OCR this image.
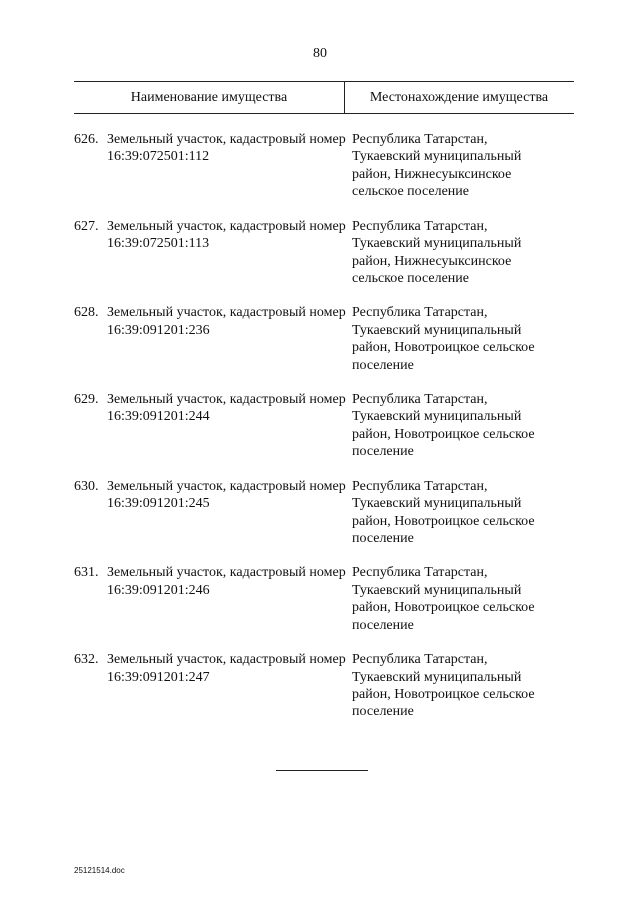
80
Наименование имущества	Местонахождение имущества
626. Земельный участок, кадастровый номер 16:39:072501:112
Республика Татарстан,
Тукаевский муниципальный
район, Нижнесуыксинское
сельское поселение
627. Земельный участок, кадастровый номер 16:39:072501:113
Республика Татарстан,
Тукаевский муниципальный
район, Нижнесуыксинское
сельское поселение
628. Земельный участок, кадастровый номер 16:39:091201:236
Республика Татарстан,
Тукаевский муниципальный
район, Новотроицкое сельское
поселение
629. Земельный участок, кадастровый номер 16:39:091201:244
Республика Татарстан,
Тукаевский муниципальный
район, Новотроицкое сельское
поселение
630. Земельный участок, кадастровый номер 16:39:091201:245
Республика Татарстан,
Тукаевский муниципальный
район, Новотроицкое сельское
поселение
631. Земельный участок, кадастровый номер 16:39:091201:246
Республика Татарстан,
Тукаевский муниципальный
район, Новотроицкое сельское
поселение
632. Земельный участок, кадастровый номер 16:39:091201:247
Республика Татарстан,
Тукаевский муниципальный
район, Новотроицкое сельское
поселение
25121514.doc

____

Transcribe the listing in full. Omit the pictures and keep every line exact.

OCR this image.
80
Наименование имущества	Местонахождение имущества
626. Земельный участок, кадастровый номер 16:39:072501:112
Республика Татарстан,
Тукаевский муниципальный
район, Нижнесуыксинское
сельское поселение
627. Земельный участок, кадастровый номер 16:39:072501:113
Республика Татарстан,
Тукаевский муниципальный
район, Нижнесуыксинское
сельское поселение
628. Земельный участок, кадастровый номер 16:39:091201:236
Республика Татарстан,
Тукаевский муниципальный
район, Новотроицкое сельское
поселение
629. Земельный участок, кадастровый номер 16:39:091201:244
Республика Татарстан,
Тукаевский муниципальный
район, Новотроицкое сельское
поселение
630. Земельный участок, кадастровый номер 16:39:091201:245
Республика Татарстан,
Тукаевский муниципальный
район, Новотроицкое сельское
поселение
631. Земельный участок, кадастровый номер 16:39:091201:246
Республика Татарстан,
Тукаевский муниципальный
район, Новотроицкое сельское
поселение
632. Земельный участок, кадастровый номер 16:39:091201:247
Республика Татарстан,
Тукаевский муниципальный
район, Новотроицкое сельское
поселение
25121514.doc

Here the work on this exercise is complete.